**DESCRIPTION OF THE TASK:**
Copy word for word the lines in the entries below, starting with the line with "x-axis-label: CONC <box>401 346 425 355</box>" and going on through the line with "series-label: SURF=0 <box>207 176", both included.

____

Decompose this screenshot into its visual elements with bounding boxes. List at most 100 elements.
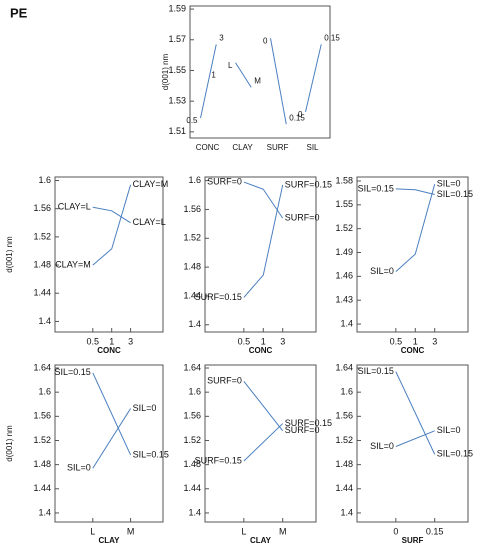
x-axis-label: CONC <box>401 346 425 355</box>
point-label: 0.15 <box>324 33 340 42</box>
interaction-line <box>243 184 284 298</box>
x-tick-label: M <box>279 526 287 536</box>
y-tick-label: 1.6 <box>340 387 353 397</box>
series-label: SIL=0.15 <box>358 183 394 193</box>
series-label: SIL=0 <box>370 441 394 451</box>
series-label: SIL=0 <box>133 403 157 413</box>
y-axis-label: d(001) nm <box>161 53 170 90</box>
x-axis-label: SURF <box>402 536 424 545</box>
y-tick-label: 1.56 <box>183 204 201 214</box>
series-label: SURF=0 <box>207 176 242 186</box>
x-tick-label: 0 <box>393 526 398 536</box>
y-tick-label: 1.59 <box>168 3 186 13</box>
y-tick-label: 1.58 <box>335 175 353 185</box>
y-tick-label: 1.57 <box>168 34 186 44</box>
series-label: SIL=0.15 <box>358 366 394 376</box>
point-label: L <box>228 61 233 70</box>
x-tick-label: 3 <box>432 336 437 346</box>
series-label: CLAY=M <box>133 179 169 189</box>
plot-frame <box>204 364 317 523</box>
plot-frame <box>54 364 164 523</box>
y-tick-label: 1.44 <box>33 288 51 298</box>
x-tick-label: 1 <box>109 336 114 346</box>
point-label: 1 <box>211 70 216 79</box>
series-label: SURF=0.15 <box>195 292 242 302</box>
point-label: 0.5 <box>186 116 198 125</box>
y-tick-label: 1.52 <box>335 223 353 233</box>
x-category-label: CLAY <box>232 143 253 152</box>
y-tick-label: 1.56 <box>183 411 201 421</box>
interaction-line <box>92 372 132 456</box>
y-tick-label: 1.52 <box>335 435 353 445</box>
y-tick-label: 1.6 <box>38 387 51 397</box>
series-label: SURF=0.15 <box>285 418 332 428</box>
series-label: CLAY=M <box>55 259 91 269</box>
y-tick-label: 1.52 <box>33 435 51 445</box>
y-tick-label: 1.56 <box>33 203 51 213</box>
series-label: SIL=0 <box>370 266 394 276</box>
y-tick-label: 1.55 <box>335 199 353 209</box>
plot-frame <box>189 5 331 139</box>
y-tick-label: 1.56 <box>33 411 51 421</box>
y-tick-label: 1.4 <box>38 507 51 517</box>
series-label: SIL=0 <box>437 425 461 435</box>
y-tick-label: 1.4 <box>188 507 201 517</box>
series-label: SURF=0 <box>285 212 320 222</box>
plot-frame <box>54 176 164 333</box>
y-tick-label: 1.64 <box>33 362 51 372</box>
y-tick-label: 1.49 <box>335 247 353 257</box>
y-axis-label: d(001) nm <box>5 425 14 462</box>
main-effect-line <box>305 44 322 113</box>
interaction-line <box>243 423 284 462</box>
x-tick-label: 3 <box>280 336 285 346</box>
interaction-line <box>92 206 131 224</box>
point-label: 0 <box>298 110 303 119</box>
interaction-line <box>243 181 284 219</box>
main-effect-line <box>270 38 287 125</box>
y-tick-label: 1.44 <box>33 483 51 493</box>
y-tick-label: 1.44 <box>183 483 201 493</box>
y-tick-label: 1.64 <box>335 362 353 372</box>
y-tick-label: 1.52 <box>33 231 51 241</box>
x-category-label: SURF <box>267 143 289 152</box>
y-tick-label: 1.53 <box>168 96 186 106</box>
x-category-label: CONC <box>196 143 220 152</box>
series-label: SURF=0.15 <box>285 179 332 189</box>
x-tick-label: L <box>90 526 95 536</box>
x-tick-label: 0.15 <box>426 526 444 536</box>
y-tick-label: 1.6 <box>38 175 51 185</box>
plot-frame <box>356 176 469 333</box>
y-tick-label: 1.6 <box>188 175 201 185</box>
x-axis-label: CLAY <box>250 536 272 545</box>
interaction-line <box>395 188 435 195</box>
y-tick-label: 1.55 <box>168 65 186 75</box>
y-tick-label: 1.4 <box>340 507 353 517</box>
series-label: SIL=0.15 <box>437 189 473 199</box>
interaction-line <box>395 371 436 455</box>
y-tick-label: 1.44 <box>335 483 353 493</box>
series-label: SIL=0.15 <box>55 367 91 377</box>
y-tick-label: 1.48 <box>183 459 201 469</box>
x-tick-label: M <box>127 526 135 536</box>
series-label: SURF=0 <box>207 376 242 386</box>
series-label: SIL=0 <box>67 463 91 473</box>
y-tick-label: 1.48 <box>33 259 51 269</box>
series-label: SIL=0 <box>437 179 461 189</box>
interaction-line <box>395 184 436 272</box>
y-tick-label: 1.4 <box>38 316 51 326</box>
x-tick-label: L <box>241 526 246 536</box>
y-tick-label: 1.64 <box>183 362 201 372</box>
y-tick-label: 1.44 <box>183 290 201 300</box>
y-tick-label: 1.46 <box>335 271 353 281</box>
y-tick-label: 1.48 <box>33 459 51 469</box>
y-tick-label: 1.48 <box>183 261 201 271</box>
x-tick-label: 0.5 <box>87 336 100 346</box>
y-tick-label: 1.43 <box>335 295 353 305</box>
y-tick-label: 1.52 <box>183 435 201 445</box>
interaction-line <box>243 380 284 432</box>
y-tick-label: 1.6 <box>188 387 201 397</box>
y-tick-label: 1.56 <box>335 411 353 421</box>
series-label: CLAY=L <box>133 217 166 227</box>
x-category-label: SIL <box>306 143 319 152</box>
series-label: SURF=0 <box>285 425 320 435</box>
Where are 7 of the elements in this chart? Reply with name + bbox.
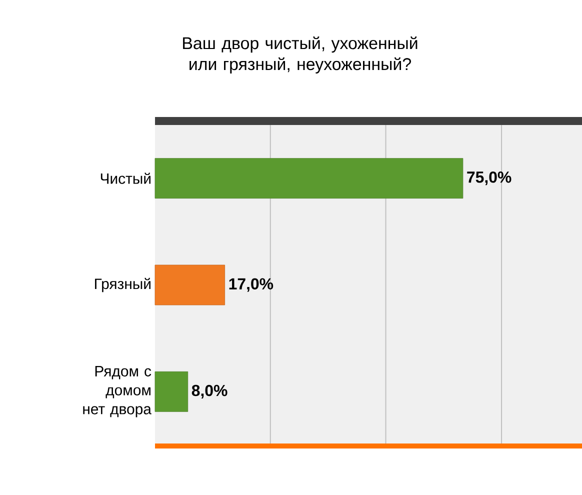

____

**RESPONSE TO THE EXERCISE:**
x-axis-label: CONC <box>401 346 425 355</box>
point-label: 0.15 <box>324 33 340 42</box>
interaction-line <box>243 184 284 298</box>
x-tick-label: M <box>279 526 287 536</box>
y-tick-label: 1.6 <box>340 387 353 397</box>
series-label: SIL=0.15 <box>358 183 394 193</box>
series-label: SIL=0 <box>370 441 394 451</box>
series-label: SIL=0 <box>133 403 157 413</box>
y-axis-label: d(001) nm <box>161 53 170 90</box>
x-axis-label: SURF <box>402 536 424 545</box>
y-tick-label: 1.56 <box>183 204 201 214</box>
series-label: SURF=0 <box>207 176 242 186</box>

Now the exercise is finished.